# Data records
● ● ●
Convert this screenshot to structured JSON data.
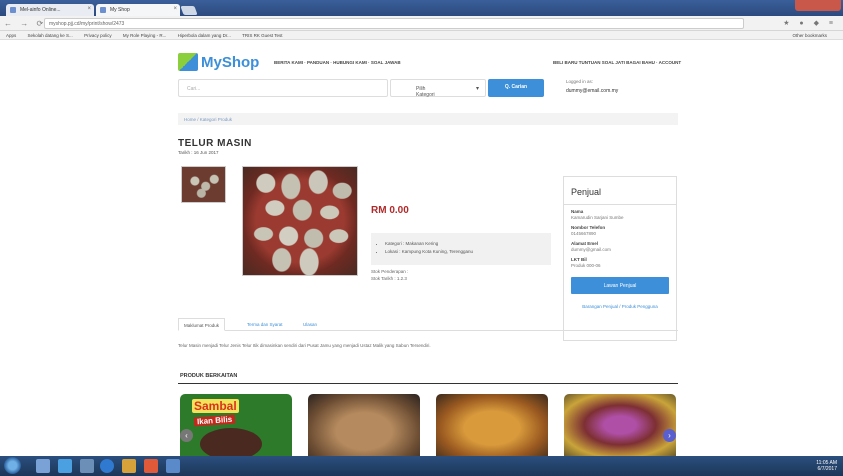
{
  "browser": {
    "tab1_title": "Mel-ainfo Online...",
    "tab2_title": "My Shop",
    "url": "myshop.pjj.cd/my/print/show/2473",
    "bookmarks": [
      "Apps",
      "Sekolah datang ke S...",
      "Privacy policy",
      "My Role Playing - R...",
      "Hiperbola dalam yang Dr...",
      "TRIS RK Guest Test"
    ],
    "other_bookmarks": "Other bookmarks"
  },
  "site": {
    "logo": "MyShop",
    "nav": "BERITA KAMI · PANDUAN · HUBUNGI KAMI · SOAL JAWAB",
    "account": "BELI BARU TUNTUAN SOAL JATI BAGAI BAHU · ACCOUNT"
  },
  "search": {
    "placeholder": "Cari...",
    "category": "Pilih Kategori",
    "button": "Q. Carian",
    "logged_in_label": "Logged in as:",
    "email": "dummy@email.com.my"
  },
  "breadcrumb": "Home / Kategori Produk",
  "product": {
    "title": "TELUR MASIN",
    "date": "Tarikh : 16 Jun 2017",
    "price": "RM 0.00",
    "details": [
      "Kategori : Makanan Kering",
      "Lokasi : Kampung Kota Kuning, Terengganu"
    ],
    "stock_label": "Stok Penderapan :",
    "stock_value": "Stok Tarikh : 1.2.3"
  },
  "seller": {
    "heading": "Penjual",
    "fields": [
      {
        "label": "Nama",
        "value": "Kamarudin Sarjani Sumbe"
      },
      {
        "label": "Nombor Telefon",
        "value": "0145667890"
      },
      {
        "label": "Alamat Emel",
        "value": "dummy@gmail.com"
      },
      {
        "label": "LKT Bil",
        "value": "Produk 000-06"
      }
    ],
    "contact_button": "Lawan Penjual",
    "other_link": "Barangan Penjual / Produk Pengguna"
  },
  "tabs": [
    "Maklumat Produk",
    "Terma dan Syarat",
    "Ulasan"
  ],
  "description": "Telur Masin menjadi Telur Jenis Telur Itik dimasinkan sendiri dari Pusat Jamu yang menjadi Ustaz Malik yang Sabun Tersendiri.",
  "related": {
    "heading": "PRODUK BERKAITAN",
    "brand_line1": "Sambal",
    "brand_line2": "Ikan Bilis"
  },
  "taskbar": {
    "time": "11:05 AM",
    "date": "6/7/2017"
  }
}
● ● ●
# Instructions to follow
Print every record above exactly as written, leaving out the pictures.

# Solution to the problem
Convert this screenshot to structured JSON data.
{
  "browser": {
    "tab1_title": "Mel-ainfo Online...",
    "tab2_title": "My Shop",
    "url": "myshop.pjj.cd/my/print/show/2473",
    "bookmarks": [
      "Apps",
      "Sekolah datang ke S...",
      "Privacy policy",
      "My Role Playing - R...",
      "Hiperbola dalam yang Dr...",
      "TRIS RK Guest Test"
    ],
    "other_bookmarks": "Other bookmarks"
  },
  "site": {
    "logo": "MyShop",
    "nav": "BERITA KAMI · PANDUAN · HUBUNGI KAMI · SOAL JAWAB",
    "account": "BELI BARU TUNTUAN SOAL JATI BAGAI BAHU · ACCOUNT"
  },
  "search": {
    "placeholder": "Cari...",
    "category": "Pilih Kategori",
    "button": "Q. Carian",
    "logged_in_label": "Logged in as:",
    "email": "dummy@email.com.my"
  },
  "breadcrumb": "Home / Kategori Produk",
  "product": {
    "title": "TELUR MASIN",
    "date": "Tarikh : 16 Jun 2017",
    "price": "RM 0.00",
    "details": [
      "Kategori : Makanan Kering",
      "Lokasi : Kampung Kota Kuning, Terengganu"
    ],
    "stock_label": "Stok Penderapan :",
    "stock_value": "Stok Tarikh : 1.2.3"
  },
  "seller": {
    "heading": "Penjual",
    "fields": [
      {
        "label": "Nama",
        "value": "Kamarudin Sarjani Sumbe"
      },
      {
        "label": "Nombor Telefon",
        "value": "0145667890"
      },
      {
        "label": "Alamat Emel",
        "value": "dummy@gmail.com"
      },
      {
        "label": "LKT Bil",
        "value": "Produk 000-06"
      }
    ],
    "contact_button": "Lawan Penjual",
    "other_link": "Barangan Penjual / Produk Pengguna"
  },
  "tabs": [
    "Maklumat Produk",
    "Terma dan Syarat",
    "Ulasan"
  ],
  "description": "Telur Masin menjadi Telur Jenis Telur Itik dimasinkan sendiri dari Pusat Jamu yang menjadi Ustaz Malik yang Sabun Tersendiri.",
  "related": {
    "heading": "PRODUK BERKAITAN",
    "brand_line1": "Sambal",
    "brand_line2": "Ikan Bilis"
  },
  "taskbar": {
    "time": "11:05 AM",
    "date": "6/7/2017"
  }
}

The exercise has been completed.